- _TASK TO COMPLETE_
Output every line of the material exactly, omitting images.

┄┄┄┄┄┄┄┄┄┄┄┄┄┄┄┄┄┄┄┄

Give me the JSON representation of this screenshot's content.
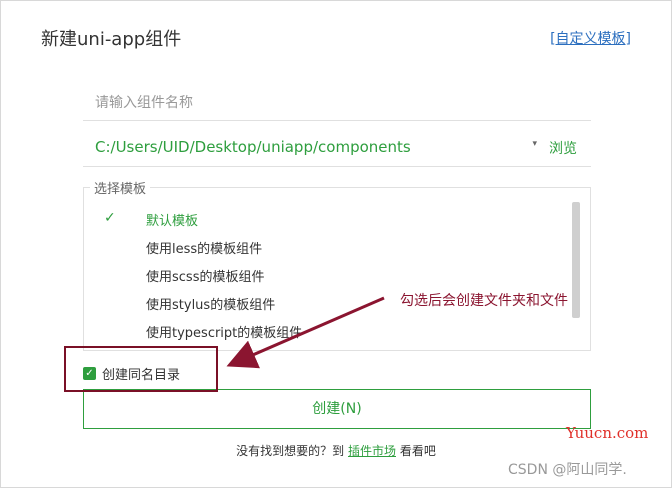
{
  "dialog": {
    "title": "新建uni-app组件",
    "custom_template_open": "[",
    "custom_template_label": "自定义模板",
    "custom_template_close": "]"
  },
  "form": {
    "name_placeholder": "请输入组件名称",
    "path_value": "C:/Users/UID/Desktop/uniapp/components",
    "path_caret": "▾",
    "browse_label": "浏览"
  },
  "templates": {
    "legend": "选择模板",
    "check_glyph": "✓",
    "items": [
      {
        "label": "默认模板",
        "selected": true
      },
      {
        "label": "使用less的模板组件",
        "selected": false
      },
      {
        "label": "使用scss的模板组件",
        "selected": false
      },
      {
        "label": "使用stylus的模板组件",
        "selected": false
      },
      {
        "label": "使用typescript的模板组件",
        "selected": false
      }
    ]
  },
  "options": {
    "same_dir_label": "创建同名目录",
    "same_dir_checked": true,
    "checkbox_glyph": "✓"
  },
  "actions": {
    "create_label": "创建(N)"
  },
  "footer": {
    "prefix": "没有找到想要的？到 ",
    "market_link": "插件市场",
    "suffix": " 看看吧"
  },
  "annotation": {
    "text": "勾选后会创建文件夹和文件"
  },
  "watermarks": {
    "yuucn": "Yuucn.com",
    "csdn": "CSDN @阿山同学."
  },
  "colors": {
    "accent": "#2e9e3e",
    "link": "#2c6fbf",
    "annotation": "#8b1530"
  }
}
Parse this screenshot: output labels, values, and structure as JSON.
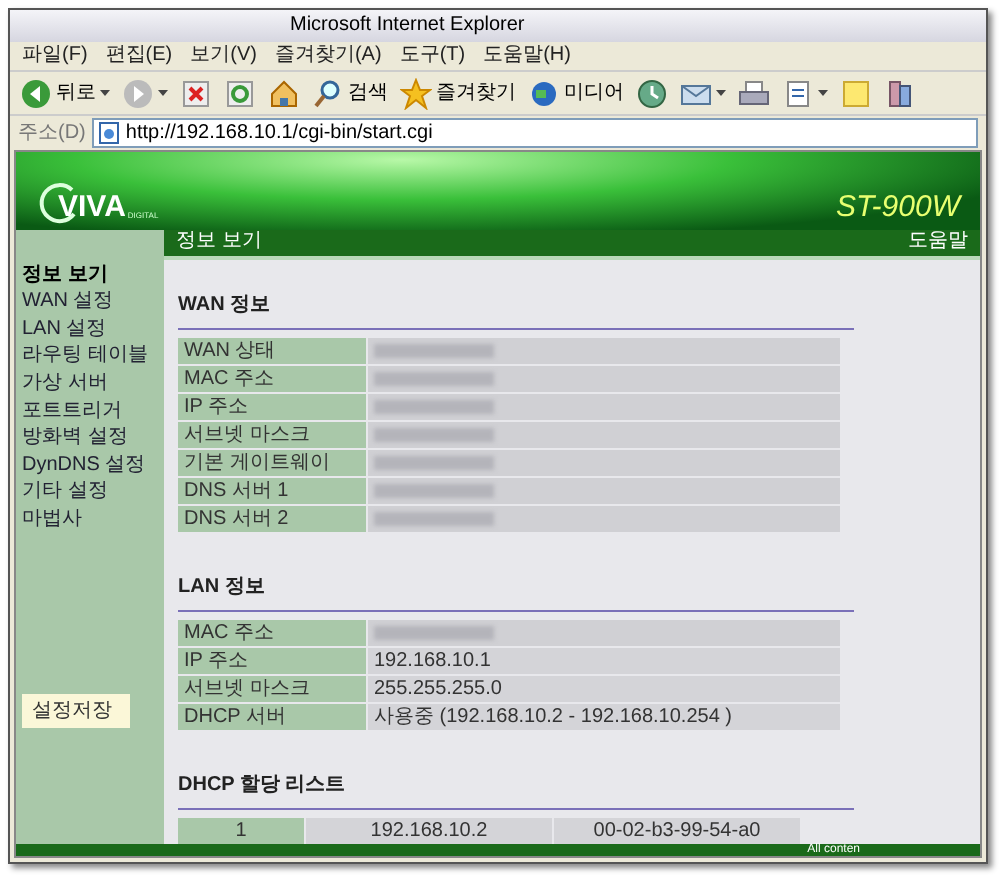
{
  "window": {
    "title": "Microsoft Internet Explorer"
  },
  "menu_bar": [
    "파일(F)",
    "편집(E)",
    "보기(V)",
    "즐겨찾기(A)",
    "도구(T)",
    "도움말(H)"
  ],
  "toolbar": [
    {
      "kind": "back",
      "label": "뒤로",
      "menu": true
    },
    {
      "kind": "forward",
      "menu": true
    },
    {
      "kind": "stop",
      "menu": false
    },
    {
      "kind": "refresh",
      "menu": false
    },
    {
      "kind": "home",
      "menu": false
    },
    {
      "kind": "search",
      "label": "검색",
      "menu": false
    },
    {
      "kind": "favorites",
      "label": "즐겨찾기",
      "menu": false
    },
    {
      "kind": "media",
      "label": "미디어",
      "menu": false
    },
    {
      "kind": "history",
      "menu": false
    },
    {
      "kind": "mail",
      "menu": true
    },
    {
      "kind": "print",
      "menu": false
    },
    {
      "kind": "edit",
      "menu": true
    },
    {
      "kind": "note",
      "menu": false
    },
    {
      "kind": "messenger",
      "menu": false
    }
  ],
  "address_bar": {
    "label": "주소(D)",
    "url": "http://192.168.10.1/cgi-bin/start.cgi"
  },
  "banner": {
    "logo": "VIVA",
    "logo_sub": "DIGITAL",
    "model": "ST-900W"
  },
  "sidebar": {
    "items": [
      {
        "label": "정보 보기",
        "selected": true
      },
      {
        "label": "WAN 설정",
        "selected": false
      },
      {
        "label": "LAN 설정",
        "selected": false
      },
      {
        "label": "라우팅 테이블",
        "selected": false
      },
      {
        "label": "가상 서버",
        "selected": false
      },
      {
        "label": "포트트리거",
        "selected": false
      },
      {
        "label": "방화벽 설정",
        "selected": false
      },
      {
        "label": "DynDNS 설정",
        "selected": false
      },
      {
        "label": "기타 설정",
        "selected": false
      },
      {
        "label": "마법사",
        "selected": false
      }
    ],
    "save_button": "설정저장"
  },
  "header_bar": {
    "title": "정보 보기",
    "help": "도움말"
  },
  "sections": [
    {
      "title": "WAN 정보",
      "rows": [
        {
          "label": "WAN 상태",
          "redacted": true
        },
        {
          "label": "MAC 주소",
          "redacted": true
        },
        {
          "label": "IP 주소",
          "redacted": true
        },
        {
          "label": "서브넷 마스크",
          "redacted": true
        },
        {
          "label": "기본 게이트웨이",
          "redacted": true
        },
        {
          "label": "DNS 서버 1",
          "redacted": true
        },
        {
          "label": "DNS 서버 2",
          "redacted": true
        }
      ]
    },
    {
      "title": "LAN 정보",
      "rows": [
        {
          "label": "MAC 주소",
          "redacted": true
        },
        {
          "label": "IP 주소",
          "value": "192.168.10.1",
          "redacted": false
        },
        {
          "label": "서브넷 마스크",
          "value": "255.255.255.0",
          "redacted": false
        },
        {
          "label": "DHCP 서버",
          "value": "사용중 (192.168.10.2 - 192.168.10.254 )",
          "redacted": false
        }
      ]
    }
  ],
  "dhcp_list": {
    "title": "DHCP 할당 리스트",
    "rows": [
      {
        "cells": [
          "1",
          "192.168.10.2",
          "00-02-b3-99-54-a0"
        ]
      }
    ]
  },
  "footer": "All conten"
}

┄┄┄┄┄┄┄┄┄┄┄┄┄┄┄┄┄┄┄┄

- _SOLVED PROBLEM_
Give me the JSON representation of this screenshot's content.
{
  "dialog": {
    "title": "新建uni-app组件",
    "custom_template_open": "[",
    "custom_template_label": "自定义模板",
    "custom_template_close": "]"
  },
  "form": {
    "name_placeholder": "请输入组件名称",
    "path_value": "C:/Users/UID/Desktop/uniapp/components",
    "path_caret": "▾",
    "browse_label": "浏览"
  },
  "templates": {
    "legend": "选择模板",
    "check_glyph": "✓",
    "items": [
      {
        "label": "默认模板",
        "selected": true
      },
      {
        "label": "使用less的模板组件",
        "selected": false
      },
      {
        "label": "使用scss的模板组件",
        "selected": false
      },
      {
        "label": "使用stylus的模板组件",
        "selected": false
      },
      {
        "label": "使用typescript的模板组件",
        "selected": false
      }
    ]
  },
  "options": {
    "same_dir_label": "创建同名目录",
    "same_dir_checked": true,
    "checkbox_glyph": "✓"
  },
  "actions": {
    "create_label": "创建(N)"
  },
  "footer": {
    "prefix": "没有找到想要的？到 ",
    "market_link": "插件市场",
    "suffix": " 看看吧"
  },
  "annotation": {
    "text": "勾选后会创建文件夹和文件"
  },
  "watermarks": {
    "yuucn": "Yuucn.com",
    "csdn": "CSDN @阿山同学."
  },
  "colors": {
    "accent": "#2e9e3e",
    "link": "#2c6fbf",
    "annotation": "#8b1530"
  }
}
Parse this screenshot: output labels, values, and structure as JSON.
{
  "window": {
    "title": "Microsoft Internet Explorer"
  },
  "menu_bar": [
    "파일(F)",
    "편집(E)",
    "보기(V)",
    "즐겨찾기(A)",
    "도구(T)",
    "도움말(H)"
  ],
  "toolbar": [
    {
      "kind": "back",
      "label": "뒤로",
      "menu": true
    },
    {
      "kind": "forward",
      "menu": true
    },
    {
      "kind": "stop",
      "menu": false
    },
    {
      "kind": "refresh",
      "menu": false
    },
    {
      "kind": "home",
      "menu": false
    },
    {
      "kind": "search",
      "label": "검색",
      "menu": false
    },
    {
      "kind": "favorites",
      "label": "즐겨찾기",
      "menu": false
    },
    {
      "kind": "media",
      "label": "미디어",
      "menu": false
    },
    {
      "kind": "history",
      "menu": false
    },
    {
      "kind": "mail",
      "menu": true
    },
    {
      "kind": "print",
      "menu": false
    },
    {
      "kind": "edit",
      "menu": true
    },
    {
      "kind": "note",
      "menu": false
    },
    {
      "kind": "messenger",
      "menu": false
    }
  ],
  "address_bar": {
    "label": "주소(D)",
    "url": "http://192.168.10.1/cgi-bin/start.cgi"
  },
  "banner": {
    "logo": "VIVA",
    "logo_sub": "DIGITAL",
    "model": "ST-900W"
  },
  "sidebar": {
    "items": [
      {
        "label": "정보 보기",
        "selected": true
      },
      {
        "label": "WAN 설정",
        "selected": false
      },
      {
        "label": "LAN 설정",
        "selected": false
      },
      {
        "label": "라우팅 테이블",
        "selected": false
      },
      {
        "label": "가상 서버",
        "selected": false
      },
      {
        "label": "포트트리거",
        "selected": false
      },
      {
        "label": "방화벽 설정",
        "selected": false
      },
      {
        "label": "DynDNS 설정",
        "selected": false
      },
      {
        "label": "기타 설정",
        "selected": false
      },
      {
        "label": "마법사",
        "selected": false
      }
    ],
    "save_button": "설정저장"
  },
  "header_bar": {
    "title": "정보 보기",
    "help": "도움말"
  },
  "sections": [
    {
      "title": "WAN 정보",
      "rows": [
        {
          "label": "WAN 상태",
          "redacted": true
        },
        {
          "label": "MAC 주소",
          "redacted": true
        },
        {
          "label": "IP 주소",
          "redacted": true
        },
        {
          "label": "서브넷 마스크",
          "redacted": true
        },
        {
          "label": "기본 게이트웨이",
          "redacted": true
        },
        {
          "label": "DNS 서버 1",
          "redacted": true
        },
        {
          "label": "DNS 서버 2",
          "redacted": true
        }
      ]
    },
    {
      "title": "LAN 정보",
      "rows": [
        {
          "label": "MAC 주소",
          "redacted": true
        },
        {
          "label": "IP 주소",
          "value": "192.168.10.1",
          "redacted": false
        },
        {
          "label": "서브넷 마스크",
          "value": "255.255.255.0",
          "redacted": false
        },
        {
          "label": "DHCP 서버",
          "value": "사용중 (192.168.10.2 - 192.168.10.254 )",
          "redacted": false
        }
      ]
    }
  ],
  "dhcp_list": {
    "title": "DHCP 할당 리스트",
    "rows": [
      {
        "cells": [
          "1",
          "192.168.10.2",
          "00-02-b3-99-54-a0"
        ]
      }
    ]
  },
  "footer": "All conten"
}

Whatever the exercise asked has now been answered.